#### Texto del ejercicio
........
Cuando era pequeña, veía una y otra vez Los tres días del cóndor, una película de espías y asesinos a sueldo, en la que Robert Redford trabajaba para un extraño y ninguneado departamento de la CIA, que se dedicaba a leer ficción, por si alguna novela escondía un plan que algún malvado país enemigo pudiera convertir en realidad para atentar contra los Estados Unidos de América.
En el fondo (y en la superficie) la peli de Redford era una historia de amor y el departamento de la CIA, una excusa para situar al protagonista en la peor de las circunstancias posibles: 72 horas de huida, con un sicario pisándole los talones y la imposibilidad de recurrir a ningún vínculo conocido ni lugar habitual.
Obra maestra.
Yo soñaba con ser Faye, secuestrada por Robert. Aquí paro de hacer spoilers ya.
Ayer un buen amigo me hizo llegar la noticia sobre las páginas de Los ojos de la oscuridad (1981), el thriller de Dean R. koontz en el que se describe con una perturbadora antelación la aparición y expansión terrible de algo muy parecido al coronavirus, y eso me hizo pensar en la manera que tenemos de interpretar la ficción.
Todo relato es susceptible de convertirse en oráculo.
Por fin estoy escribiendo sin parar.
........
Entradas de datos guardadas
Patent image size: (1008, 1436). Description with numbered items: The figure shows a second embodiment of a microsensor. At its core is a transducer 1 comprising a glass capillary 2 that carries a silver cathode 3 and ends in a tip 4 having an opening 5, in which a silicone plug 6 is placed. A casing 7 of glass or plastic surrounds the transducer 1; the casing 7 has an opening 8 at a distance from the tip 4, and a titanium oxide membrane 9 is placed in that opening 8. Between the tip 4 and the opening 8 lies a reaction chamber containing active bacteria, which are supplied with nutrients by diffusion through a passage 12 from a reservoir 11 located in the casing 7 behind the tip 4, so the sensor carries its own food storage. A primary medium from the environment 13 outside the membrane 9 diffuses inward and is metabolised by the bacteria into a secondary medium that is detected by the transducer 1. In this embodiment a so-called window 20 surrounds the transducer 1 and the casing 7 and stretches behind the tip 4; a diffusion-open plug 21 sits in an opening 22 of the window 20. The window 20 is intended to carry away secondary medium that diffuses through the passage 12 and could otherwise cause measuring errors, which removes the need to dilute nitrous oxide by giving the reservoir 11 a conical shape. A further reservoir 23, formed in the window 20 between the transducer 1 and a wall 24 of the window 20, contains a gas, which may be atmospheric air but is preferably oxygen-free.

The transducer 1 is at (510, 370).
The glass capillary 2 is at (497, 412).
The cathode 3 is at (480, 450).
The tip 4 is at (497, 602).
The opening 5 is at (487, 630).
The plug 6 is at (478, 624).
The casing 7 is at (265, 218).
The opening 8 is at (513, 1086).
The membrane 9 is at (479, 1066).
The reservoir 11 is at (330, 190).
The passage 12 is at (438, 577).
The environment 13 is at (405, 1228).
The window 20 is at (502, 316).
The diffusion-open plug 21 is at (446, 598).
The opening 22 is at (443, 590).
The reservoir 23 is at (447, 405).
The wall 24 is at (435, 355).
........
#### Consigna
Enumera todos los nombres de persona o de personaje que aparecen en el texto del ejercicio, en la forma en que figuran en él y sin repetir ninguno.

#### Resultado de la consigna
Robert Redford
Redford
Faye
Robert
Dean R. koontz